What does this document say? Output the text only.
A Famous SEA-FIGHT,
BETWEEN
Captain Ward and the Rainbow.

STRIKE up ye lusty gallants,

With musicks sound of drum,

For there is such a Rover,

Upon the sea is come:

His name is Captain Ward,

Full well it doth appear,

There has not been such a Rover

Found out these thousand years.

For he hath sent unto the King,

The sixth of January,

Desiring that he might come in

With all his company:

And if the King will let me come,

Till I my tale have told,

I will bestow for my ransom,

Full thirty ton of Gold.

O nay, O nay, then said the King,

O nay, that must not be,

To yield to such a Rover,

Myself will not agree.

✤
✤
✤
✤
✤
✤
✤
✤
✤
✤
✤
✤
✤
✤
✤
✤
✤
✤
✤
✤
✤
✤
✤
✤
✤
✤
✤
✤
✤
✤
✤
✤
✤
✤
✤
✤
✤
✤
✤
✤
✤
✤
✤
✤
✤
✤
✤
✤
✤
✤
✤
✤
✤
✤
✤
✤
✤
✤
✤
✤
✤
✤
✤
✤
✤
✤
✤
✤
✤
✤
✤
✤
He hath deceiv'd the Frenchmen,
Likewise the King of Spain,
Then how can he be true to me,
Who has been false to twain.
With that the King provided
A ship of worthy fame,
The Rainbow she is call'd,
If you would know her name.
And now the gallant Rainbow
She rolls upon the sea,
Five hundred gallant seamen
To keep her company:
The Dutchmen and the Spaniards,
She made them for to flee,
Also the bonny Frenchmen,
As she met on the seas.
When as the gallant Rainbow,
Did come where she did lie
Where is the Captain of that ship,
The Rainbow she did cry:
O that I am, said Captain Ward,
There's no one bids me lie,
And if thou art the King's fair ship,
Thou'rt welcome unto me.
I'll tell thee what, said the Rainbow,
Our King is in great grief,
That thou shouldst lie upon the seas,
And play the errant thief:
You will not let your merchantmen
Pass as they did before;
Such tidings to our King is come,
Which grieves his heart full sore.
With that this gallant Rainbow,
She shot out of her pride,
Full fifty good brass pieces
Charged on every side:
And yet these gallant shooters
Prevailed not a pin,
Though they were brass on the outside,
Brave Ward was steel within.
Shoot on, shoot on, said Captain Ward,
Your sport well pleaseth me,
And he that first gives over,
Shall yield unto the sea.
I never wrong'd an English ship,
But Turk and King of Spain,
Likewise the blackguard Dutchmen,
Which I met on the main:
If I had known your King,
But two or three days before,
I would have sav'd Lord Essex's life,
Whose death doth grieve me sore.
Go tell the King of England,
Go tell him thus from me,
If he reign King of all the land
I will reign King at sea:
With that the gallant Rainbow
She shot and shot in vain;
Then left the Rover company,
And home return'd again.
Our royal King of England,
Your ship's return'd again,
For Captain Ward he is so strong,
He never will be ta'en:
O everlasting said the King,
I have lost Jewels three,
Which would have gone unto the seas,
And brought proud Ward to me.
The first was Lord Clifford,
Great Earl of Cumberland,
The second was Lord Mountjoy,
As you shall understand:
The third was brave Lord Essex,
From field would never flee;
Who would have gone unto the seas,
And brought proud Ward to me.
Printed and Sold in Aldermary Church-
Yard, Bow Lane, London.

****************

What the exercise asks -
Copy out the whole listing exactly as written.

Output for this task -
What does this document say? Output the text only.
A Famous SEA-FIGHT,
BETWEEN
Captain Ward and the Rainbow.

STRIKE up ye lusty gallants,

With musicks sound of drum,

For there is such a Rover,

Upon the sea is come:

His name is Captain Ward,

Full well it doth appear,

There has not been such a Rover

Found out these thousand years.

For he hath sent unto the King,

The sixth of January,

Desiring that he might come in

With all his company:

And if the King will let me come,

Till I my tale have told,

I will bestow for my ransom,

Full thirty ton of Gold.

O nay, O nay, then said the King,

O nay, that must not be,

To yield to such a Rover,

Myself will not agree.

✤
✤
✤
✤
✤
✤
✤
✤
✤
✤
✤
✤
✤
✤
✤
✤
✤
✤
✤
✤
✤
✤
✤
✤
✤
✤
✤
✤
✤
✤
✤
✤
✤
✤
✤
✤
✤
✤
✤
✤
✤
✤
✤
✤
✤
✤
✤
✤
✤
✤
✤
✤
✤
✤
✤
✤
✤
✤
✤
✤
✤
✤
✤
✤
✤
✤
✤
✤
✤
✤
✤
✤
He hath deceiv'd the Frenchmen,
Likewise the King of Spain,
Then how can he be true to me,
Who has been false to twain.
With that the King provided
A ship of worthy fame,
The Rainbow she is call'd,
If you would know her name.
And now the gallant Rainbow
She rolls upon the sea,
Five hundred gallant seamen
To keep her company:
The Dutchmen and the Spaniards,
She made them for to flee,
Also the bonny Frenchmen,
As she met on the seas.
When as the gallant Rainbow,
Did come where she did lie
Where is the Captain of that ship,
The Rainbow she did cry:
O that I am, said Captain Ward,
There's no one bids me lie,
And if thou art the King's fair ship,
Thou'rt welcome unto me.
I'll tell thee what, said the Rainbow,
Our King is in great grief,
That thou shouldst lie upon the seas,
And play the errant thief:
You will not let your merchantmen
Pass as they did before;
Such tidings to our King is come,
Which grieves his heart full sore.
With that this gallant Rainbow,
She shot out of her pride,
Full fifty good brass pieces
Charged on every side:
And yet these gallant shooters
Prevailed not a pin,
Though they were brass on the outside,
Brave Ward was steel within.
Shoot on, shoot on, said Captain Ward,
Your sport well pleaseth me,
And he that first gives over,
Shall yield unto the sea.
I never wrong'd an English ship,
But Turk and King of Spain,
Likewise the blackguard Dutchmen,
Which I met on the main:
If I had known your King,
But two or three days before,
I would have sav'd Lord Essex's life,
Whose death doth grieve me sore.
Go tell the King of England,
Go tell him thus from me,
If he reign King of all the land
I will reign King at sea:
With that the gallant Rainbow
She shot and shot in vain;
Then left the Rover company,
And home return'd again.
Our royal King of England,
Your ship's return'd again,
For Captain Ward he is so strong,
He never will be ta'en:
O everlasting said the King,
I have lost Jewels three,
Which would have gone unto the seas,
And brought proud Ward to me.
The first was Lord Clifford,
Great Earl of Cumberland,
The second was Lord Mountjoy,
As you shall understand:
The third was brave Lord Essex,
From field would never flee;
Who would have gone unto the seas,
And brought proud Ward to me.
Printed and Sold in Aldermary Church-
Yard, Bow Lane, London.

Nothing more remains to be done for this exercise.